[Excerpts from a figure dataset]
--- start ---

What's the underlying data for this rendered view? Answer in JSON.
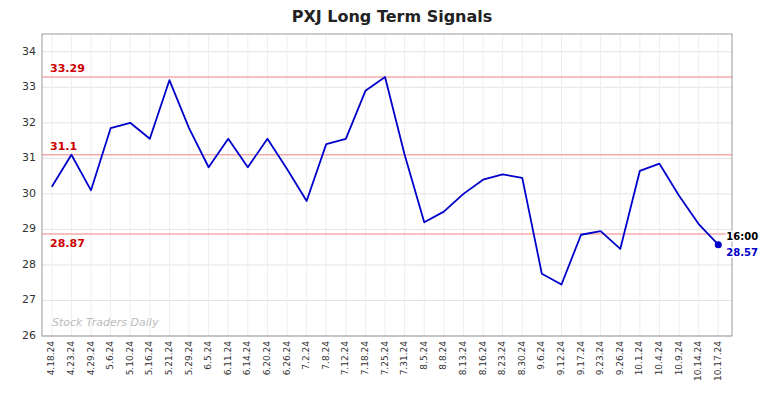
{
  "chart_data": {
    "type": "line",
    "title": "PXJ Long Term Signals",
    "categories": [
      "4.18.24",
      "4.23.24",
      "4.29.24",
      "5.6.24",
      "5.10.24",
      "5.16.24",
      "5.21.24",
      "5.29.24",
      "6.5.24",
      "6.11.24",
      "6.14.24",
      "6.20.24",
      "6.26.24",
      "7.2.24",
      "7.8.24",
      "7.12.24",
      "7.18.24",
      "7.25.24",
      "7.31.24",
      "8.5.24",
      "8.8.24",
      "8.13.24",
      "8.16.24",
      "8.23.24",
      "8.30.24",
      "9.6.24",
      "9.12.24",
      "9.17.24",
      "9.23.24",
      "9.26.24",
      "10.1.24",
      "10.4.24",
      "10.9.24",
      "10.14.24",
      "10.17.24"
    ],
    "values": [
      30.2,
      31.1,
      30.1,
      31.85,
      32.0,
      31.55,
      33.2,
      31.85,
      30.75,
      31.55,
      30.75,
      31.55,
      30.7,
      29.8,
      31.4,
      31.55,
      32.9,
      33.29,
      31.1,
      29.2,
      29.5,
      30.0,
      30.4,
      30.55,
      30.45,
      27.75,
      27.45,
      28.85,
      28.95,
      28.45,
      30.65,
      30.85,
      29.95,
      29.15,
      28.57
    ],
    "color": "#0000cc",
    "ylim": [
      26,
      34.5
    ],
    "yticks": [
      26,
      27,
      28,
      29,
      30,
      31,
      32,
      33,
      34
    ],
    "grid": true,
    "reference_lines": [
      {
        "value": 33.29,
        "label": "33.29",
        "color": "#f5aaaa",
        "label_color": "#cc0000"
      },
      {
        "value": 31.1,
        "label": "31.1",
        "color": "#f5aaaa",
        "label_color": "#cc0000"
      },
      {
        "value": 28.87,
        "label": "28.87",
        "color": "#f5aaaa",
        "label_color": "#cc0000"
      }
    ],
    "end_label": "16:00",
    "watermark": "Stock Traders Daily"
  }
}
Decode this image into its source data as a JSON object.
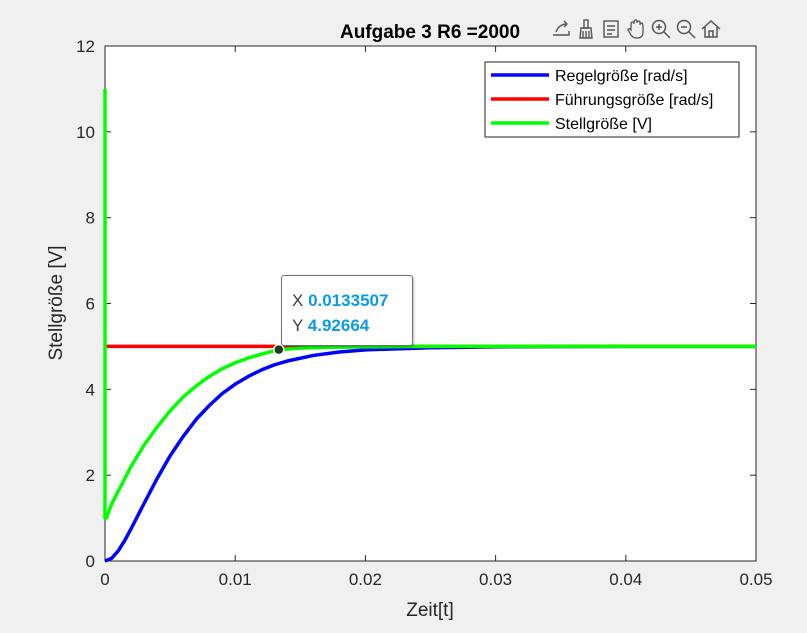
{
  "chart_data": {
    "type": "line",
    "title": "Aufgabe 3 R6 =2000",
    "xlabel": "Zeit[t]",
    "ylabel": "Stellgröße [V]",
    "xlim": [
      0,
      0.05
    ],
    "ylim": [
      0,
      12
    ],
    "xticks": [
      0,
      0.01,
      0.02,
      0.03,
      0.04,
      0.05
    ],
    "xtick_labels": [
      "0",
      "0.01",
      "0.02",
      "0.03",
      "0.04",
      "0.05"
    ],
    "yticks": [
      0,
      2,
      4,
      6,
      8,
      10,
      12
    ],
    "ytick_labels": [
      "0",
      "2",
      "4",
      "6",
      "8",
      "10",
      "12"
    ],
    "grid": false,
    "legend_position": "top-right",
    "series": [
      {
        "name": "Regelgröße [rad/s]",
        "color": "#0000ff",
        "x": [
          0,
          0.0005,
          0.001,
          0.0015,
          0.002,
          0.003,
          0.004,
          0.005,
          0.006,
          0.007,
          0.008,
          0.009,
          0.01,
          0.011,
          0.012,
          0.013,
          0.014,
          0.016,
          0.018,
          0.02,
          0.025,
          0.03,
          0.04,
          0.05
        ],
        "y": [
          0,
          0.06,
          0.23,
          0.47,
          0.75,
          1.34,
          1.92,
          2.45,
          2.9,
          3.3,
          3.62,
          3.9,
          4.12,
          4.3,
          4.45,
          4.57,
          4.66,
          4.79,
          4.87,
          4.92,
          4.97,
          4.99,
          5.0,
          5.0
        ]
      },
      {
        "name": "Führungsgröße [rad/s]",
        "color": "#ff0000",
        "x": [
          0,
          0.05
        ],
        "y": [
          5,
          5
        ]
      },
      {
        "name": "Stellgröße [V]",
        "color": "#00ff00",
        "x": [
          0,
          0,
          0.0001,
          0.0005,
          0.001,
          0.002,
          0.003,
          0.004,
          0.005,
          0.006,
          0.007,
          0.008,
          0.009,
          0.01,
          0.011,
          0.012,
          0.0133507,
          0.015,
          0.017,
          0.02,
          0.025,
          0.03,
          0.04,
          0.05
        ],
        "y": [
          11,
          1.0,
          1.0,
          1.32,
          1.62,
          2.2,
          2.7,
          3.12,
          3.5,
          3.82,
          4.08,
          4.3,
          4.48,
          4.62,
          4.73,
          4.82,
          4.92664,
          4.96,
          4.98,
          4.99,
          5.0,
          5.0,
          5.0,
          5.0
        ]
      }
    ],
    "datatip": {
      "x_label": "X",
      "x_value": "0.0133507",
      "y_label": "Y",
      "y_value": "4.92664",
      "x": 0.0133507,
      "y": 4.92664
    }
  },
  "toolbar": {
    "icons": [
      "export-icon",
      "brush-icon",
      "data-tips-icon",
      "pan-icon",
      "zoom-in-icon",
      "zoom-out-icon",
      "home-icon"
    ]
  }
}
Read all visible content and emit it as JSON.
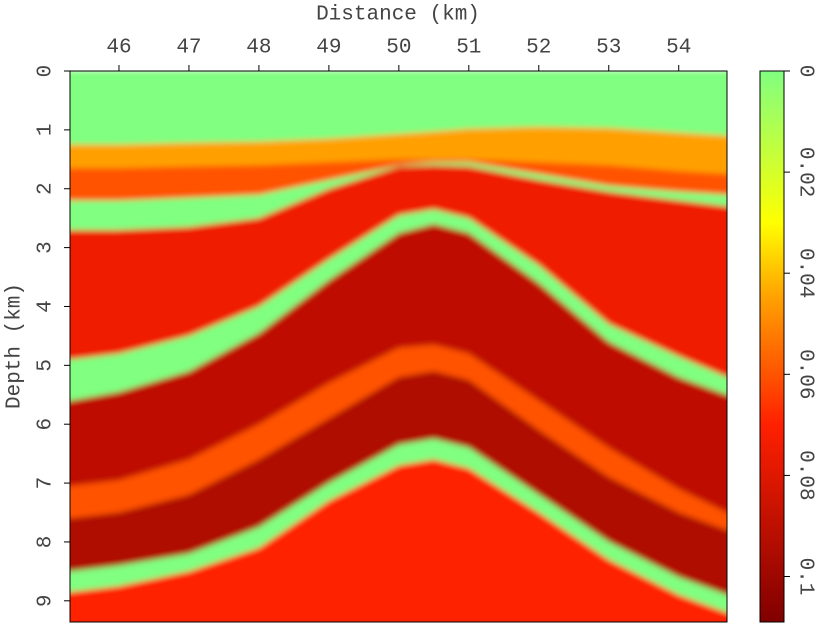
{
  "chart_data": {
    "type": "heatmap",
    "xlabel": "Distance (km)",
    "ylabel": "Depth (km)",
    "xlim": [
      45.3,
      54.69
    ],
    "ylim": [
      0,
      9.36
    ],
    "xticks": [
      46,
      47,
      48,
      49,
      50,
      51,
      52,
      53,
      54
    ],
    "yticks": [
      0,
      1,
      2,
      3,
      4,
      5,
      6,
      7,
      8,
      9
    ],
    "clim": [
      0,
      0.109
    ],
    "cticks": [
      0,
      0.02,
      0.04,
      0.06,
      0.08,
      0.1
    ],
    "colors": [
      [
        0,
        "#80ff80"
      ],
      [
        0.03,
        "#ffff00"
      ],
      [
        0.045,
        "#ffa000"
      ],
      [
        0.07,
        "#ff2000"
      ],
      [
        0.109,
        "#800000"
      ]
    ],
    "x": [
      45.3,
      46,
      47,
      48,
      49,
      50,
      50.5,
      51,
      52,
      53,
      54,
      54.69
    ],
    "layers": [
      {
        "value": 0,
        "top": [
          0,
          0,
          0,
          0,
          0,
          0,
          0,
          0,
          0,
          0,
          0,
          0
        ]
      },
      {
        "value": 0.045,
        "top": [
          1.25,
          1.25,
          1.22,
          1.2,
          1.15,
          1.07,
          1.03,
          0.98,
          0.95,
          0.97,
          1.05,
          1.1
        ]
      },
      {
        "value": 0.06,
        "top": [
          1.65,
          1.65,
          1.62,
          1.6,
          1.55,
          1.5,
          1.5,
          1.5,
          1.55,
          1.6,
          1.7,
          1.75
        ]
      },
      {
        "value": 0,
        "top": [
          2.2,
          2.2,
          2.15,
          2.1,
          1.85,
          1.6,
          1.55,
          1.55,
          1.75,
          1.95,
          2.05,
          2.1
        ]
      },
      {
        "value": 0.075,
        "top": [
          2.7,
          2.7,
          2.65,
          2.5,
          2.0,
          1.62,
          1.6,
          1.62,
          1.85,
          2.05,
          2.2,
          2.3
        ]
      },
      {
        "value": 0,
        "top": [
          4.9,
          4.8,
          4.5,
          4.0,
          3.2,
          2.45,
          2.35,
          2.5,
          3.3,
          4.3,
          4.85,
          5.2
        ]
      },
      {
        "value": 0.09,
        "top": [
          5.6,
          5.45,
          5.1,
          4.45,
          3.55,
          2.75,
          2.6,
          2.75,
          3.6,
          4.6,
          5.2,
          5.5
        ]
      },
      {
        "value": 0.06,
        "top": [
          7.05,
          6.95,
          6.6,
          6.0,
          5.3,
          4.7,
          4.65,
          4.8,
          5.6,
          6.4,
          7.1,
          7.5
        ]
      },
      {
        "value": 0.095,
        "top": [
          7.6,
          7.5,
          7.2,
          6.6,
          5.9,
          5.2,
          5.1,
          5.25,
          6.1,
          6.9,
          7.5,
          7.8
        ]
      },
      {
        "value": 0,
        "top": [
          8.5,
          8.4,
          8.2,
          7.75,
          7.0,
          6.35,
          6.25,
          6.4,
          7.2,
          8.0,
          8.6,
          8.9
        ]
      },
      {
        "value": 0.07,
        "top": [
          8.85,
          8.75,
          8.5,
          8.1,
          7.3,
          6.7,
          6.6,
          6.75,
          7.5,
          8.3,
          8.9,
          9.2
        ]
      }
    ]
  }
}
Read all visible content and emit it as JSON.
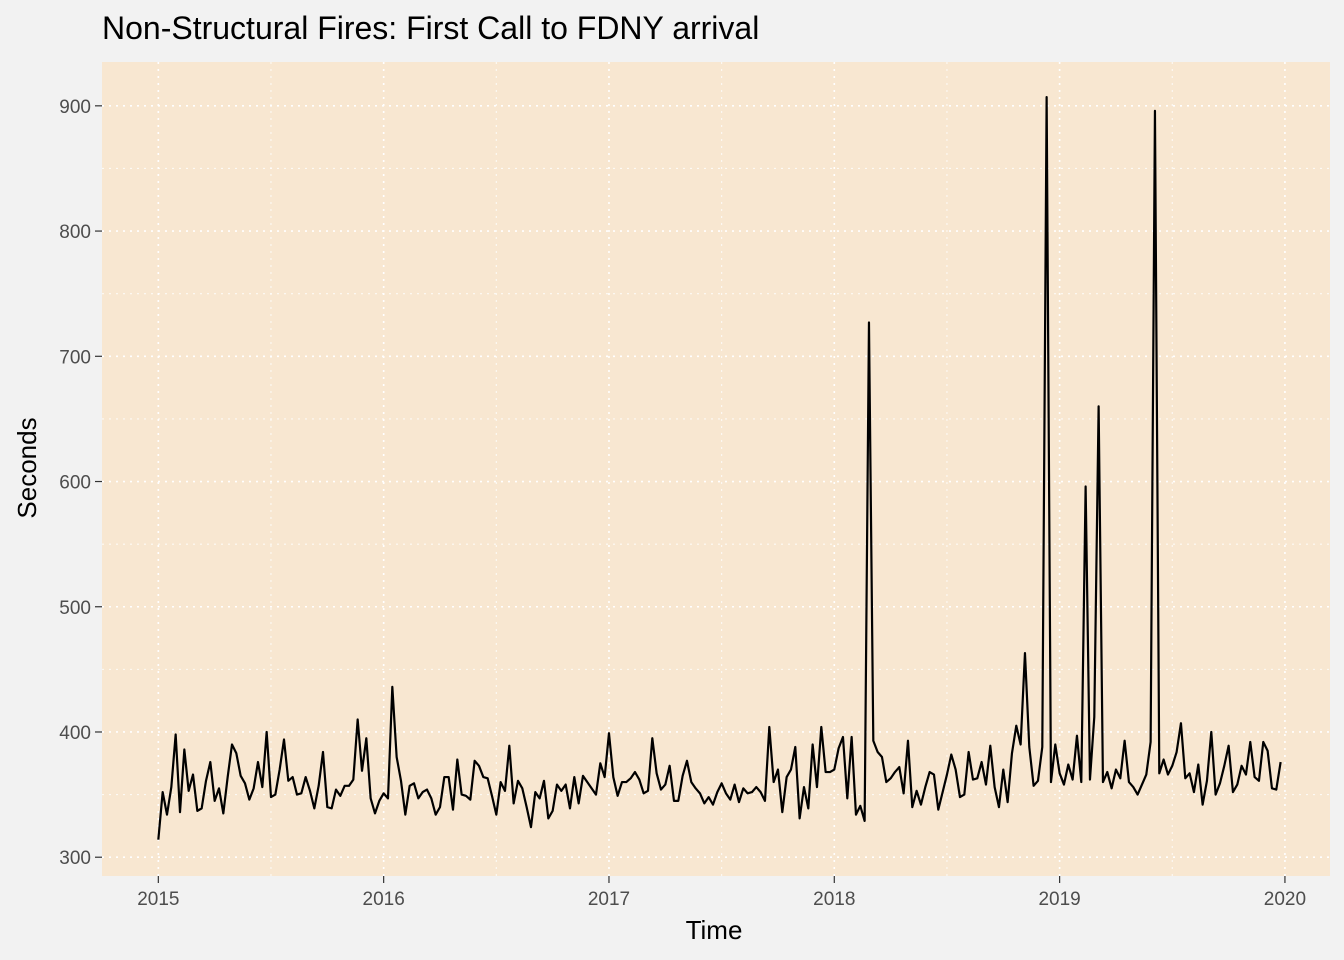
{
  "chart_data": {
    "type": "line",
    "title": "Non-Structural Fires: First Call to FDNY arrival",
    "xlabel": "Time",
    "ylabel": "Seconds",
    "xlim": [
      2014.75,
      2020.2
    ],
    "ylim": [
      285,
      935
    ],
    "x_ticks": [
      2015,
      2016,
      2017,
      2018,
      2019,
      2020
    ],
    "x_tick_labels": [
      "2015",
      "2016",
      "2017",
      "2018",
      "2019",
      "2020"
    ],
    "y_ticks": [
      300,
      400,
      500,
      600,
      700,
      800,
      900
    ],
    "y_tick_labels": [
      "300",
      "400",
      "500",
      "600",
      "700",
      "800",
      "900"
    ],
    "grid": true,
    "legend": "none",
    "panel_background": "#f8e7d1",
    "series_color": "#000000",
    "x_start": 2015,
    "x_step": 0.019231,
    "series": [
      {
        "values": [
          314,
          352,
          334,
          356,
          398,
          336,
          386,
          353,
          366,
          337,
          339,
          361,
          376,
          345,
          355,
          335,
          364,
          390,
          383,
          365,
          359,
          346,
          355,
          376,
          356,
          400,
          348,
          350,
          370,
          394,
          361,
          364,
          350,
          351,
          364,
          353,
          339,
          357,
          384,
          340,
          339,
          354,
          349,
          357,
          357,
          362,
          410,
          369,
          395,
          347,
          335,
          345,
          351,
          347,
          436,
          380,
          361,
          334,
          357,
          359,
          347,
          352,
          354,
          347,
          334,
          340,
          364,
          364,
          338,
          378,
          350,
          349,
          346,
          377,
          373,
          364,
          363,
          349,
          334,
          360,
          353,
          389,
          343,
          361,
          355,
          340,
          324,
          352,
          347,
          361,
          331,
          337,
          358,
          353,
          358,
          339,
          364,
          343,
          365,
          360,
          355,
          350,
          375,
          364,
          399,
          364,
          349,
          360,
          360,
          363,
          368,
          362,
          351,
          353,
          395,
          367,
          354,
          358,
          373,
          345,
          345,
          365,
          377,
          360,
          355,
          351,
          343,
          348,
          342,
          352,
          359,
          351,
          346,
          358,
          344,
          355,
          351,
          352,
          356,
          352,
          345,
          404,
          360,
          370,
          336,
          364,
          370,
          388,
          331,
          356,
          339,
          390,
          356,
          404,
          368,
          368,
          370,
          387,
          396,
          347,
          396,
          334,
          341,
          329,
          727,
          393,
          384,
          380,
          360,
          363,
          368,
          372,
          351,
          393,
          340,
          353,
          342,
          356,
          368,
          366,
          338,
          352,
          366,
          382,
          370,
          348,
          350,
          384,
          362,
          363,
          376,
          358,
          389,
          356,
          340,
          370,
          344,
          383,
          405,
          390,
          463,
          388,
          357,
          361,
          388,
          907,
          360,
          390,
          367,
          358,
          374,
          362,
          397,
          360,
          596,
          362,
          412,
          660,
          360,
          368,
          355,
          370,
          363,
          393,
          360,
          356,
          350,
          358,
          366,
          392,
          896,
          367,
          378,
          366,
          373,
          384,
          407,
          363,
          367,
          352,
          374,
          342,
          361,
          400,
          350,
          359,
          373,
          389,
          352,
          358,
          373,
          366,
          392,
          364,
          361,
          392,
          385,
          355,
          354,
          376
        ]
      }
    ]
  }
}
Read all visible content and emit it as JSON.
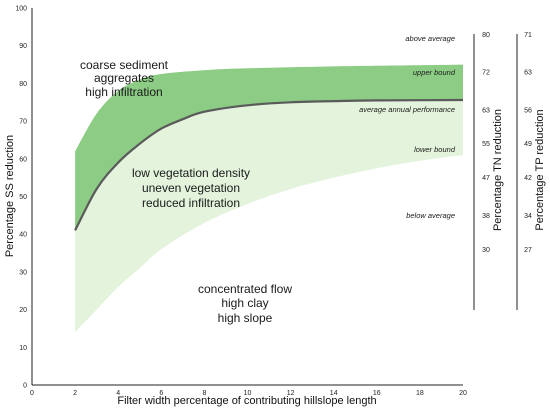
{
  "chart_data": {
    "type": "area",
    "xlabel": "Filter width percentage of contributing hillslope length",
    "ylabel": "Percentage SS reduction",
    "xlim": [
      0,
      20
    ],
    "ylim": [
      0,
      100
    ],
    "x_ticks": [
      "0",
      "2",
      "4",
      "6",
      "8",
      "10",
      "12",
      "14",
      "16",
      "18",
      "20"
    ],
    "y_ticks": [
      "0",
      "10",
      "20",
      "30",
      "40",
      "50",
      "60",
      "70",
      "80",
      "90",
      "100"
    ],
    "grid": false,
    "series": [
      {
        "key": "upper",
        "values": [
          {
            "x": 2,
            "y": 62
          },
          {
            "x": 3,
            "y": 72
          },
          {
            "x": 4,
            "y": 78
          },
          {
            "x": 5,
            "y": 81
          },
          {
            "x": 6,
            "y": 82.5
          },
          {
            "x": 8,
            "y": 83.5
          },
          {
            "x": 10,
            "y": 84
          },
          {
            "x": 14,
            "y": 84.5
          },
          {
            "x": 20,
            "y": 85
          }
        ]
      },
      {
        "key": "average",
        "values": [
          {
            "x": 2,
            "y": 41
          },
          {
            "x": 3,
            "y": 52
          },
          {
            "x": 4,
            "y": 59
          },
          {
            "x": 5,
            "y": 64
          },
          {
            "x": 6,
            "y": 68
          },
          {
            "x": 7,
            "y": 70.5
          },
          {
            "x": 8,
            "y": 72.5
          },
          {
            "x": 10,
            "y": 74.2
          },
          {
            "x": 12,
            "y": 75
          },
          {
            "x": 14,
            "y": 75.3
          },
          {
            "x": 16,
            "y": 75.5
          },
          {
            "x": 20,
            "y": 75.6
          }
        ]
      },
      {
        "key": "lower",
        "values": [
          {
            "x": 2,
            "y": 14
          },
          {
            "x": 3,
            "y": 20
          },
          {
            "x": 4,
            "y": 26
          },
          {
            "x": 5,
            "y": 31
          },
          {
            "x": 6,
            "y": 36
          },
          {
            "x": 8,
            "y": 43
          },
          {
            "x": 10,
            "y": 48
          },
          {
            "x": 12,
            "y": 52
          },
          {
            "x": 14,
            "y": 55
          },
          {
            "x": 16,
            "y": 57.5
          },
          {
            "x": 18,
            "y": 59.5
          },
          {
            "x": 20,
            "y": 61
          }
        ]
      }
    ],
    "colors": {
      "upper_band": "#8ccc84",
      "lower_band": "#e3f3dc",
      "average_line": "#5a5a5a"
    },
    "secondary_axes": [
      {
        "label": "Percentage TN reduction",
        "ticks": [
          {
            "y": 93,
            "label": "80"
          },
          {
            "y": 83,
            "label": "72"
          },
          {
            "y": 73,
            "label": "63"
          },
          {
            "y": 64,
            "label": "55"
          },
          {
            "y": 55,
            "label": "47"
          },
          {
            "y": 45,
            "label": "38"
          },
          {
            "y": 36,
            "label": "30"
          }
        ]
      },
      {
        "label": "Percentage TP reduction",
        "ticks": [
          {
            "y": 93,
            "label": "71"
          },
          {
            "y": 83,
            "label": "63"
          },
          {
            "y": 73,
            "label": "56"
          },
          {
            "y": 64,
            "label": "49"
          },
          {
            "y": 55,
            "label": "42"
          },
          {
            "y": 45,
            "label": "34"
          },
          {
            "y": 36,
            "label": "27"
          }
        ]
      }
    ],
    "annotations": {
      "region_top": [
        "coarse sediment",
        "aggregates",
        "high infiltration"
      ],
      "region_mid": [
        "low vegetation density",
        "uneven vegetation",
        "reduced infiltration"
      ],
      "region_low": [
        "concentrated flow",
        "high clay",
        "high slope"
      ],
      "above_average": "above average",
      "upper_bound": "upper bound",
      "average_annual_performance": "average annual performance",
      "lower_bound": "lower bound",
      "below_average": "below average"
    }
  }
}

--- end ---

### Problem:
For each line in the data above that contains the string "xlabel", extract the line.

### Solution to this task:
    "xlabel": "Zeit[t]",
    "xlabel": "Distance (km)",
    "xlabel": "Time",
    "xlabel": "Filter width percentage of contributing hillslope length",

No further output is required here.